Write out the listing in full, matching it word for word.
· · · · ·
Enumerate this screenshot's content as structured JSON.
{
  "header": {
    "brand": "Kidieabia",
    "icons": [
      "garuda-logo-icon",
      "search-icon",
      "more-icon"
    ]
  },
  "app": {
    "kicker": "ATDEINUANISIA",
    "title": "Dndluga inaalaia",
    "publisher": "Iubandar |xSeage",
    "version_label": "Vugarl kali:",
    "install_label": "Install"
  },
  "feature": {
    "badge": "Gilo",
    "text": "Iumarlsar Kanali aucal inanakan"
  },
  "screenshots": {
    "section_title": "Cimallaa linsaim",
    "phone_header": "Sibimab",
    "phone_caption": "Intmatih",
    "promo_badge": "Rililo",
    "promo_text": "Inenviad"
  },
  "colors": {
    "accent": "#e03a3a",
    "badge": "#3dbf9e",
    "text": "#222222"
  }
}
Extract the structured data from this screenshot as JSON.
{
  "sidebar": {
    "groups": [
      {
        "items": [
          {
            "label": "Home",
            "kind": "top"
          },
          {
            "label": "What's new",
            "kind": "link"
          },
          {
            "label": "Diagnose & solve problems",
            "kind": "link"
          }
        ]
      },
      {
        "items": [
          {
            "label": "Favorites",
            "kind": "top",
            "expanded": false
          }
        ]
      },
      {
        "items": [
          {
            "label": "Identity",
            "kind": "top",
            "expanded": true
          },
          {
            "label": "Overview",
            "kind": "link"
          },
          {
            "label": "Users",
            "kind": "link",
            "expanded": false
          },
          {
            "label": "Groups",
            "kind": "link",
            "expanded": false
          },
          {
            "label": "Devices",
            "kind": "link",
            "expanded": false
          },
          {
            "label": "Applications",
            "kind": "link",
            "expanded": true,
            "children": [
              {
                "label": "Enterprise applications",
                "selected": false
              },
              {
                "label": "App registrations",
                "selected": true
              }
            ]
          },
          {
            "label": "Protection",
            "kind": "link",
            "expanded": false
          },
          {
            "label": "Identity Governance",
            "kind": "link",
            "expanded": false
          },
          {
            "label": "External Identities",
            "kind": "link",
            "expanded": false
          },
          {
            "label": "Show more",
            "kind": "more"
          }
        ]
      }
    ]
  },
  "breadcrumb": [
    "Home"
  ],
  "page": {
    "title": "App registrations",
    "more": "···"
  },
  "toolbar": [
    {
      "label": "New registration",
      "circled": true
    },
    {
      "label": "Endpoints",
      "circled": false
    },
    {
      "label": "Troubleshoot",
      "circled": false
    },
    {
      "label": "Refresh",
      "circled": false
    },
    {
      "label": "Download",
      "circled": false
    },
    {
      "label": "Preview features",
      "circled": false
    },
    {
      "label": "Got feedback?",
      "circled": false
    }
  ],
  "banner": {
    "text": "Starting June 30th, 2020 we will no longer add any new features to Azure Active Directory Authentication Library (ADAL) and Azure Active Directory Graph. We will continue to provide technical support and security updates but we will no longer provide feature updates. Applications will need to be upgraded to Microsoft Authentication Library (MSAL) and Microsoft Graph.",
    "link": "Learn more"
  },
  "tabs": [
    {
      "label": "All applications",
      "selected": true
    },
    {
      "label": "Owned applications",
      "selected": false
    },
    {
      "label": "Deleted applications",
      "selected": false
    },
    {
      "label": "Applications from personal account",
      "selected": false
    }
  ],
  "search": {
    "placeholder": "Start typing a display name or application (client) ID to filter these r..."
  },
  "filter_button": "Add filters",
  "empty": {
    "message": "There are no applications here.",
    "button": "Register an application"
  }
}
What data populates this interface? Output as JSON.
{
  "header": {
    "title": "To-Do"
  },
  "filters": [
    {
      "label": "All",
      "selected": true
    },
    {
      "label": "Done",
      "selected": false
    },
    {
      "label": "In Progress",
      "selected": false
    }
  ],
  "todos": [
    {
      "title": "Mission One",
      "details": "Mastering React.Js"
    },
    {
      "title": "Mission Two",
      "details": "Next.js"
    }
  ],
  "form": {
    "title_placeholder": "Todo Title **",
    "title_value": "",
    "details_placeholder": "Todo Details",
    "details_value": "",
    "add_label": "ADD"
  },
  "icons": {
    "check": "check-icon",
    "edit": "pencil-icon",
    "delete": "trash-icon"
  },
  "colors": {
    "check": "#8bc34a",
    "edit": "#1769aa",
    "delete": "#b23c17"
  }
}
· · · · ·
> _CORRECT RESPONSE_
Enumerate this screenshot's content as structured JSON.
{
  "header": {
    "brand": "Kidieabia",
    "icons": [
      "garuda-logo-icon",
      "search-icon",
      "more-icon"
    ]
  },
  "app": {
    "kicker": "ATDEINUANISIA",
    "title": "Dndluga inaalaia",
    "publisher": "Iubandar |xSeage",
    "version_label": "Vugarl kali:",
    "install_label": "Install"
  },
  "feature": {
    "badge": "Gilo",
    "text": "Iumarlsar Kanali aucal inanakan"
  },
  "screenshots": {
    "section_title": "Cimallaa linsaim",
    "phone_header": "Sibimab",
    "phone_caption": "Intmatih",
    "promo_badge": "Rililo",
    "promo_text": "Inenviad"
  },
  "colors": {
    "accent": "#e03a3a",
    "badge": "#3dbf9e",
    "text": "#222222"
  }
}
Extract the structured data from this screenshot as JSON.
{
  "sidebar": {
    "groups": [
      {
        "items": [
          {
            "label": "Home",
            "kind": "top"
          },
          {
            "label": "What's new",
            "kind": "link"
          },
          {
            "label": "Diagnose & solve problems",
            "kind": "link"
          }
        ]
      },
      {
        "items": [
          {
            "label": "Favorites",
            "kind": "top",
            "expanded": false
          }
        ]
      },
      {
        "items": [
          {
            "label": "Identity",
            "kind": "top",
            "expanded": true
          },
          {
            "label": "Overview",
            "kind": "link"
          },
          {
            "label": "Users",
            "kind": "link",
            "expanded": false
          },
          {
            "label": "Groups",
            "kind": "link",
            "expanded": false
          },
          {
            "label": "Devices",
            "kind": "link",
            "expanded": false
          },
          {
            "label": "Applications",
            "kind": "link",
            "expanded": true,
            "children": [
              {
                "label": "Enterprise applications",
                "selected": false
              },
              {
                "label": "App registrations",
                "selected": true
              }
            ]
          },
          {
            "label": "Protection",
            "kind": "link",
            "expanded": false
          },
          {
            "label": "Identity Governance",
            "kind": "link",
            "expanded": false
          },
          {
            "label": "External Identities",
            "kind": "link",
            "expanded": false
          },
          {
            "label": "Show more",
            "kind": "more"
          }
        ]
      }
    ]
  },
  "breadcrumb": [
    "Home"
  ],
  "page": {
    "title": "App registrations",
    "more": "···"
  },
  "toolbar": [
    {
      "label": "New registration",
      "circled": true
    },
    {
      "label": "Endpoints",
      "circled": false
    },
    {
      "label": "Troubleshoot",
      "circled": false
    },
    {
      "label": "Refresh",
      "circled": false
    },
    {
      "label": "Download",
      "circled": false
    },
    {
      "label": "Preview features",
      "circled": false
    },
    {
      "label": "Got feedback?",
      "circled": false
    }
  ],
  "banner": {
    "text": "Starting June 30th, 2020 we will no longer add any new features to Azure Active Directory Authentication Library (ADAL) and Azure Active Directory Graph. We will continue to provide technical support and security updates but we will no longer provide feature updates. Applications will need to be upgraded to Microsoft Authentication Library (MSAL) and Microsoft Graph.",
    "link": "Learn more"
  },
  "tabs": [
    {
      "label": "All applications",
      "selected": true
    },
    {
      "label": "Owned applications",
      "selected": false
    },
    {
      "label": "Deleted applications",
      "selected": false
    },
    {
      "label": "Applications from personal account",
      "selected": false
    }
  ],
  "search": {
    "placeholder": "Start typing a display name or application (client) ID to filter these r..."
  },
  "filter_button": "Add filters",
  "empty": {
    "message": "There are no applications here.",
    "button": "Register an application"
  }
}
What data populates this interface? Output as JSON.
{
  "header": {
    "title": "To-Do"
  },
  "filters": [
    {
      "label": "All",
      "selected": true
    },
    {
      "label": "Done",
      "selected": false
    },
    {
      "label": "In Progress",
      "selected": false
    }
  ],
  "todos": [
    {
      "title": "Mission One",
      "details": "Mastering React.Js"
    },
    {
      "title": "Mission Two",
      "details": "Next.js"
    }
  ],
  "form": {
    "title_placeholder": "Todo Title **",
    "title_value": "",
    "details_placeholder": "Todo Details",
    "details_value": "",
    "add_label": "ADD"
  },
  "icons": {
    "check": "check-icon",
    "edit": "pencil-icon",
    "delete": "trash-icon"
  },
  "colors": {
    "check": "#8bc34a",
    "edit": "#1769aa",
    "delete": "#b23c17"
  }
}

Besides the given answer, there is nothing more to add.